▶ _GIVEN PROBLEM_:
Write out the material exactly, leaving every picture behind.

▶ _EXERCISE MATERIALS_:

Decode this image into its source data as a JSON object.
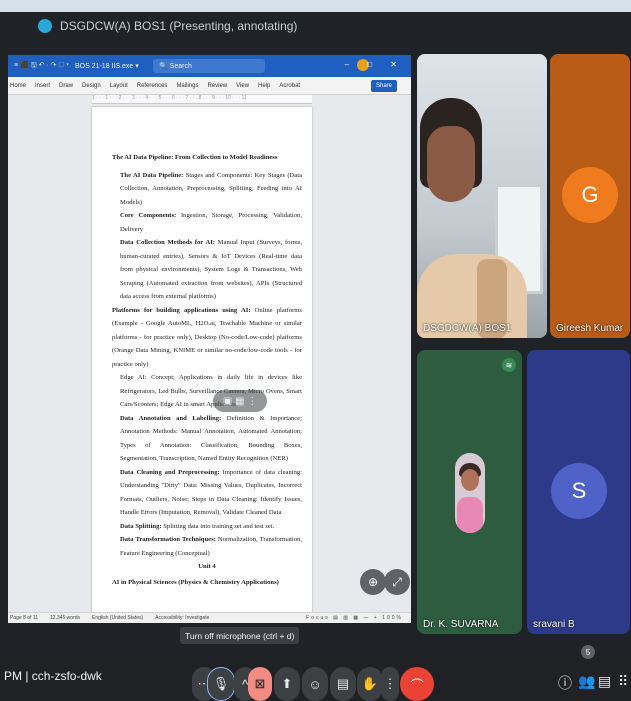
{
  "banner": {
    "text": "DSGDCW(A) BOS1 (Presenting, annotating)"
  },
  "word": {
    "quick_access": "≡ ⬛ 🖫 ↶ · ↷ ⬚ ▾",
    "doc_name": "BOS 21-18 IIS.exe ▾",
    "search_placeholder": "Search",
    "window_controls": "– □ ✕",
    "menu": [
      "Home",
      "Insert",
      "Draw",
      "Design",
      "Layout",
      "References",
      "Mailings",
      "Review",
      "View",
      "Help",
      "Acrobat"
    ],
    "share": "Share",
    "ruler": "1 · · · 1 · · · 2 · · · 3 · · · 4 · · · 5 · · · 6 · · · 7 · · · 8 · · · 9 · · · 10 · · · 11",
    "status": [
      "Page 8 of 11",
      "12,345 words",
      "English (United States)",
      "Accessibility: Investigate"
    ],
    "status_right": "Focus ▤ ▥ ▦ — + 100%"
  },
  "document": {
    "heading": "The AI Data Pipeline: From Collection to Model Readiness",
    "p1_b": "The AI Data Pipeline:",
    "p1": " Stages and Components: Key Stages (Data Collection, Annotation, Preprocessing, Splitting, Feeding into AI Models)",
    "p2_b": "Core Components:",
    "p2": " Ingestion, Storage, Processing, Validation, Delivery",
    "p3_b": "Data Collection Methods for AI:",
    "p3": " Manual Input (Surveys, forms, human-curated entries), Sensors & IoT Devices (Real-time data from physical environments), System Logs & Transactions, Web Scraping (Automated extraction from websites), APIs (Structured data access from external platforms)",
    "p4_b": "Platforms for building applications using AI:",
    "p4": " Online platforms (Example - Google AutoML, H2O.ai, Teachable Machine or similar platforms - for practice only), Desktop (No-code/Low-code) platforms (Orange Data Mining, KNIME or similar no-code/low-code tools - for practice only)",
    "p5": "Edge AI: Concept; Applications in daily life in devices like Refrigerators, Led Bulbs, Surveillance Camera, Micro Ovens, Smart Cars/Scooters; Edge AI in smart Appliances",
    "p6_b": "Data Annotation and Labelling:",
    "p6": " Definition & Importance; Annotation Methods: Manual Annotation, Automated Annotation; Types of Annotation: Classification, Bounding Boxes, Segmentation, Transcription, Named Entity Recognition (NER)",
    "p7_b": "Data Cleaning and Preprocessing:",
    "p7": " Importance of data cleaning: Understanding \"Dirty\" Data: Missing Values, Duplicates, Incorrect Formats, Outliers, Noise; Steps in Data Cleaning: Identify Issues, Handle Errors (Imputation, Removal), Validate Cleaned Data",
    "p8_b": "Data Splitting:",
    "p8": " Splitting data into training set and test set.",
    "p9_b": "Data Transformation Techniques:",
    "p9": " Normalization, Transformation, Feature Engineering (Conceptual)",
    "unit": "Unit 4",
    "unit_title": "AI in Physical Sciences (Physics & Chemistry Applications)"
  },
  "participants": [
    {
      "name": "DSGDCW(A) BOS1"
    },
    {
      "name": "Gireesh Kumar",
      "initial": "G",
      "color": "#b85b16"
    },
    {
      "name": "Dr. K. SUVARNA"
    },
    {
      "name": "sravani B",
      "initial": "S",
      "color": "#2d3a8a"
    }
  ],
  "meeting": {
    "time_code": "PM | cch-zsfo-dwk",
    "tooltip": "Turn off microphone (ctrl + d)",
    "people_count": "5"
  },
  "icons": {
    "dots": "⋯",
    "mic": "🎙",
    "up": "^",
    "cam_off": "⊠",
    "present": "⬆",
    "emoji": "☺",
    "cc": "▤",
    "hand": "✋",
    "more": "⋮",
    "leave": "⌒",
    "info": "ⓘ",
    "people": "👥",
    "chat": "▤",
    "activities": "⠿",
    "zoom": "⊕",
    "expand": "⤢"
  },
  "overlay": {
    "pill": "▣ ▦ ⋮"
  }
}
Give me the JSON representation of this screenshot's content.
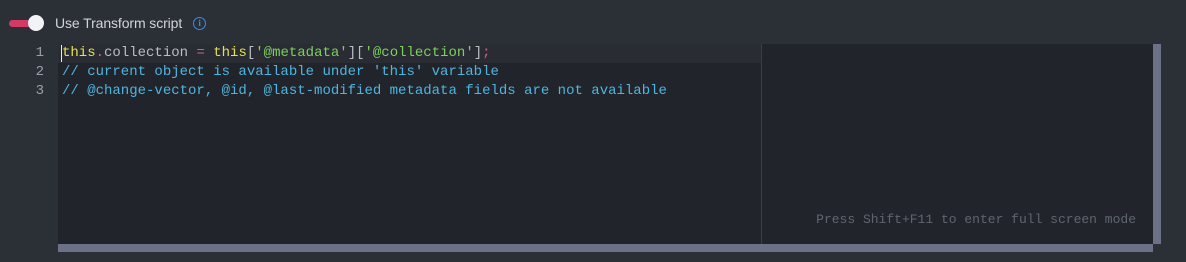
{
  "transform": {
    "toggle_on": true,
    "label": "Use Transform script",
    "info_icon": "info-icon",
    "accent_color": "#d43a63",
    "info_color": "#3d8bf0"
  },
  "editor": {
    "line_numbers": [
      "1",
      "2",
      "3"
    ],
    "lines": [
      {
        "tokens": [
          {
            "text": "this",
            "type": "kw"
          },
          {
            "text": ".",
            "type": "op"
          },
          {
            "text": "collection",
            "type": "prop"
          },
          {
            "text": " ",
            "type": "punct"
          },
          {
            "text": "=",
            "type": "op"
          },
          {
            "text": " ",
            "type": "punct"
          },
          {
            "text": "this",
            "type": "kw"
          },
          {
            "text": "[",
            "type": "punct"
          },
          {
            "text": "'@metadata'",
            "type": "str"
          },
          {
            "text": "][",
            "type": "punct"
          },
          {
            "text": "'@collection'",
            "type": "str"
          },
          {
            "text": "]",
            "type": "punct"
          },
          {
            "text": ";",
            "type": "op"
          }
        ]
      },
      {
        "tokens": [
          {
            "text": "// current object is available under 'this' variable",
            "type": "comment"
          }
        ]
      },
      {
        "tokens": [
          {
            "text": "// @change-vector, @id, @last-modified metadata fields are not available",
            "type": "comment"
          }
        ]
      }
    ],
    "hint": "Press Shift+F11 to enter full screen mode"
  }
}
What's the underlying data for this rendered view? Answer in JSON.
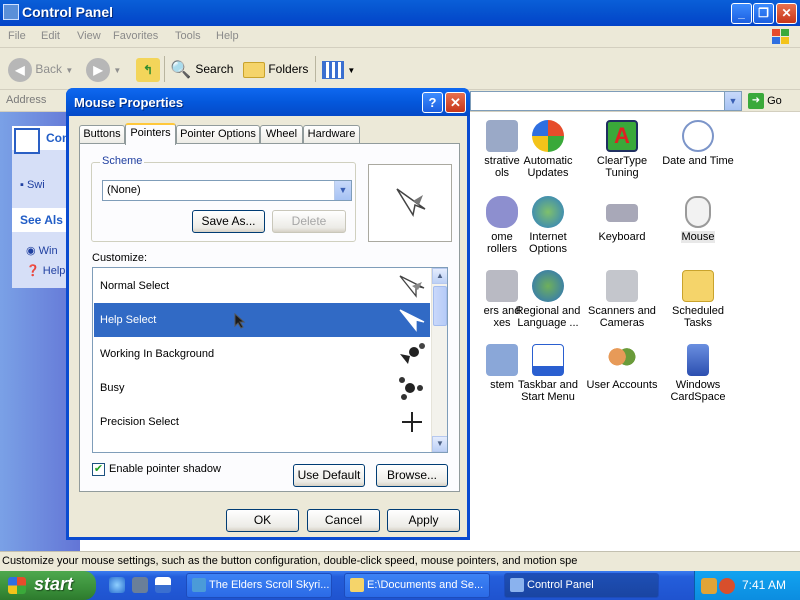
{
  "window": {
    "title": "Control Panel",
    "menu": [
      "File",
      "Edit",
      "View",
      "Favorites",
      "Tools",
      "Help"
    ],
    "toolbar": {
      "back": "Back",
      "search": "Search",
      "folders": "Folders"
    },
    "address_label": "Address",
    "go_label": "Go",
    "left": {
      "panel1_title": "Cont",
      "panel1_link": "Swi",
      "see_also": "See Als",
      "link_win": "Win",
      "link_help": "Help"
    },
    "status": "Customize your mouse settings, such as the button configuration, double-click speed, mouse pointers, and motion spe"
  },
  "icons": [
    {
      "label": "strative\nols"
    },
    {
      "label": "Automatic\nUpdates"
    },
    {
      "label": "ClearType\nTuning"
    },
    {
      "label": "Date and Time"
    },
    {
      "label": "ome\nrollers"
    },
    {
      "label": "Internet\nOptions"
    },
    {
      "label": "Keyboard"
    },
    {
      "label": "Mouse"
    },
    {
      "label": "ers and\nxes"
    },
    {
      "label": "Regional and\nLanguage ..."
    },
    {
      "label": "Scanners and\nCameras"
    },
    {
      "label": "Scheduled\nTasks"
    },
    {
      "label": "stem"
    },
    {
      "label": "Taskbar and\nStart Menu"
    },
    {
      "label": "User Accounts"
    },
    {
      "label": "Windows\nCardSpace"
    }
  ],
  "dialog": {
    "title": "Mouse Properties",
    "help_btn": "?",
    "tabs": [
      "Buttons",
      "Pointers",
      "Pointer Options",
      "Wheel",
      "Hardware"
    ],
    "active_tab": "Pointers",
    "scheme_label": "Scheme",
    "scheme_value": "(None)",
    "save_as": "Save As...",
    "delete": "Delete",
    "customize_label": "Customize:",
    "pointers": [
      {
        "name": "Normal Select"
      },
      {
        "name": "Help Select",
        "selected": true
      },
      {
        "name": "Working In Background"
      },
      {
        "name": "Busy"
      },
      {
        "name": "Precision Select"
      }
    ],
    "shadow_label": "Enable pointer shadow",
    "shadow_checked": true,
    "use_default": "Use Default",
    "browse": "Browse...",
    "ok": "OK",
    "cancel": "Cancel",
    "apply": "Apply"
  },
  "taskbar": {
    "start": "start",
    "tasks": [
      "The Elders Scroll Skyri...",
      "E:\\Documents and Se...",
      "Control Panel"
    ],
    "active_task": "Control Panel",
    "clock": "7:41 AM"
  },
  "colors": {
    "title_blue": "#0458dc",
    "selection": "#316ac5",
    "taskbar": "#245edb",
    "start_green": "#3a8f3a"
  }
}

▶ _EXERCISE OUTPUT_:
Decode this image into its source data as a JSON object.
{
  "banner": {
    "text": "DSGDCW(A) BOS1 (Presenting, annotating)"
  },
  "word": {
    "quick_access": "≡ ⬛ 🖫 ↶ · ↷ ⬚ ▾",
    "doc_name": "BOS 21-18 IIS.exe ▾",
    "search_placeholder": "Search",
    "window_controls": "– □ ✕",
    "menu": [
      "Home",
      "Insert",
      "Draw",
      "Design",
      "Layout",
      "References",
      "Mailings",
      "Review",
      "View",
      "Help",
      "Acrobat"
    ],
    "share": "Share",
    "ruler": "1 · · · 1 · · · 2 · · · 3 · · · 4 · · · 5 · · · 6 · · · 7 · · · 8 · · · 9 · · · 10 · · · 11",
    "status": [
      "Page 8 of 11",
      "12,345 words",
      "English (United States)",
      "Accessibility: Investigate"
    ],
    "status_right": "Focus ▤ ▥ ▦ — + 100%"
  },
  "document": {
    "heading": "The AI Data Pipeline: From Collection to Model Readiness",
    "p1_b": "The AI Data Pipeline:",
    "p1": " Stages and Components: Key Stages (Data Collection, Annotation, Preprocessing, Splitting, Feeding into AI Models)",
    "p2_b": "Core Components:",
    "p2": " Ingestion, Storage, Processing, Validation, Delivery",
    "p3_b": "Data Collection Methods for AI:",
    "p3": " Manual Input (Surveys, forms, human-curated entries), Sensors & IoT Devices (Real-time data from physical environments), System Logs & Transactions, Web Scraping (Automated extraction from websites), APIs (Structured data access from external platforms)",
    "p4_b": "Platforms for building applications using AI:",
    "p4": " Online platforms (Example - Google AutoML, H2O.ai, Teachable Machine or similar platforms - for practice only), Desktop (No-code/Low-code) platforms (Orange Data Mining, KNIME or similar no-code/low-code tools - for practice only)",
    "p5": "Edge AI: Concept; Applications in daily life in devices like Refrigerators, Led Bulbs, Surveillance Camera, Micro Ovens, Smart Cars/Scooters; Edge AI in smart Appliances",
    "p6_b": "Data Annotation and Labelling:",
    "p6": " Definition & Importance; Annotation Methods: Manual Annotation, Automated Annotation; Types of Annotation: Classification, Bounding Boxes, Segmentation, Transcription, Named Entity Recognition (NER)",
    "p7_b": "Data Cleaning and Preprocessing:",
    "p7": " Importance of data cleaning: Understanding \"Dirty\" Data: Missing Values, Duplicates, Incorrect Formats, Outliers, Noise; Steps in Data Cleaning: Identify Issues, Handle Errors (Imputation, Removal), Validate Cleaned Data",
    "p8_b": "Data Splitting:",
    "p8": " Splitting data into training set and test set.",
    "p9_b": "Data Transformation Techniques:",
    "p9": " Normalization, Transformation, Feature Engineering (Conceptual)",
    "unit": "Unit 4",
    "unit_title": "AI in Physical Sciences (Physics & Chemistry Applications)"
  },
  "participants": [
    {
      "name": "DSGDCW(A) BOS1"
    },
    {
      "name": "Gireesh Kumar",
      "initial": "G",
      "color": "#b85b16"
    },
    {
      "name": "Dr. K. SUVARNA"
    },
    {
      "name": "sravani B",
      "initial": "S",
      "color": "#2d3a8a"
    }
  ],
  "meeting": {
    "time_code": "PM | cch-zsfo-dwk",
    "tooltip": "Turn off microphone (ctrl + d)",
    "people_count": "5"
  },
  "icons": {
    "dots": "⋯",
    "mic": "🎙",
    "up": "^",
    "cam_off": "⊠",
    "present": "⬆",
    "emoji": "☺",
    "cc": "▤",
    "hand": "✋",
    "more": "⋮",
    "leave": "⌒",
    "info": "ⓘ",
    "people": "👥",
    "chat": "▤",
    "activities": "⠿",
    "zoom": "⊕",
    "expand": "⤢"
  },
  "overlay": {
    "pill": "▣ ▦ ⋮"
  }
}
Give me the JSON representation of this screenshot's content.
{
  "transform": {
    "toggle_on": true,
    "label": "Use Transform script",
    "info_icon": "info-icon",
    "accent_color": "#d43a63",
    "info_color": "#3d8bf0"
  },
  "editor": {
    "line_numbers": [
      "1",
      "2",
      "3"
    ],
    "lines": [
      {
        "tokens": [
          {
            "text": "this",
            "type": "kw"
          },
          {
            "text": ".",
            "type": "op"
          },
          {
            "text": "collection",
            "type": "prop"
          },
          {
            "text": " ",
            "type": "punct"
          },
          {
            "text": "=",
            "type": "op"
          },
          {
            "text": " ",
            "type": "punct"
          },
          {
            "text": "this",
            "type": "kw"
          },
          {
            "text": "[",
            "type": "punct"
          },
          {
            "text": "'@metadata'",
            "type": "str"
          },
          {
            "text": "][",
            "type": "punct"
          },
          {
            "text": "'@collection'",
            "type": "str"
          },
          {
            "text": "]",
            "type": "punct"
          },
          {
            "text": ";",
            "type": "op"
          }
        ]
      },
      {
        "tokens": [
          {
            "text": "// current object is available under 'this' variable",
            "type": "comment"
          }
        ]
      },
      {
        "tokens": [
          {
            "text": "// @change-vector, @id, @last-modified metadata fields are not available",
            "type": "comment"
          }
        ]
      }
    ],
    "hint": "Press Shift+F11 to enter full screen mode"
  }
}
What's the underlying data for this rendered view? Answer in JSON.
{
  "window": {
    "title": "Control Panel",
    "menu": [
      "File",
      "Edit",
      "View",
      "Favorites",
      "Tools",
      "Help"
    ],
    "toolbar": {
      "back": "Back",
      "search": "Search",
      "folders": "Folders"
    },
    "address_label": "Address",
    "go_label": "Go",
    "left": {
      "panel1_title": "Cont",
      "panel1_link": "Swi",
      "see_also": "See Als",
      "link_win": "Win",
      "link_help": "Help"
    },
    "status": "Customize your mouse settings, such as the button configuration, double-click speed, mouse pointers, and motion spe"
  },
  "icons": [
    {
      "label": "strative\nols"
    },
    {
      "label": "Automatic\nUpdates"
    },
    {
      "label": "ClearType\nTuning"
    },
    {
      "label": "Date and Time"
    },
    {
      "label": "ome\nrollers"
    },
    {
      "label": "Internet\nOptions"
    },
    {
      "label": "Keyboard"
    },
    {
      "label": "Mouse"
    },
    {
      "label": "ers and\nxes"
    },
    {
      "label": "Regional and\nLanguage ..."
    },
    {
      "label": "Scanners and\nCameras"
    },
    {
      "label": "Scheduled\nTasks"
    },
    {
      "label": "stem"
    },
    {
      "label": "Taskbar and\nStart Menu"
    },
    {
      "label": "User Accounts"
    },
    {
      "label": "Windows\nCardSpace"
    }
  ],
  "dialog": {
    "title": "Mouse Properties",
    "help_btn": "?",
    "tabs": [
      "Buttons",
      "Pointers",
      "Pointer Options",
      "Wheel",
      "Hardware"
    ],
    "active_tab": "Pointers",
    "scheme_label": "Scheme",
    "scheme_value": "(None)",
    "save_as": "Save As...",
    "delete": "Delete",
    "customize_label": "Customize:",
    "pointers": [
      {
        "name": "Normal Select"
      },
      {
        "name": "Help Select",
        "selected": true
      },
      {
        "name": "Working In Background"
      },
      {
        "name": "Busy"
      },
      {
        "name": "Precision Select"
      }
    ],
    "shadow_label": "Enable pointer shadow",
    "shadow_checked": true,
    "use_default": "Use Default",
    "browse": "Browse...",
    "ok": "OK",
    "cancel": "Cancel",
    "apply": "Apply"
  },
  "taskbar": {
    "start": "start",
    "tasks": [
      "The Elders Scroll Skyri...",
      "E:\\Documents and Se...",
      "Control Panel"
    ],
    "active_task": "Control Panel",
    "clock": "7:41 AM"
  },
  "colors": {
    "title_blue": "#0458dc",
    "selection": "#316ac5",
    "taskbar": "#245edb",
    "start_green": "#3a8f3a"
  }
}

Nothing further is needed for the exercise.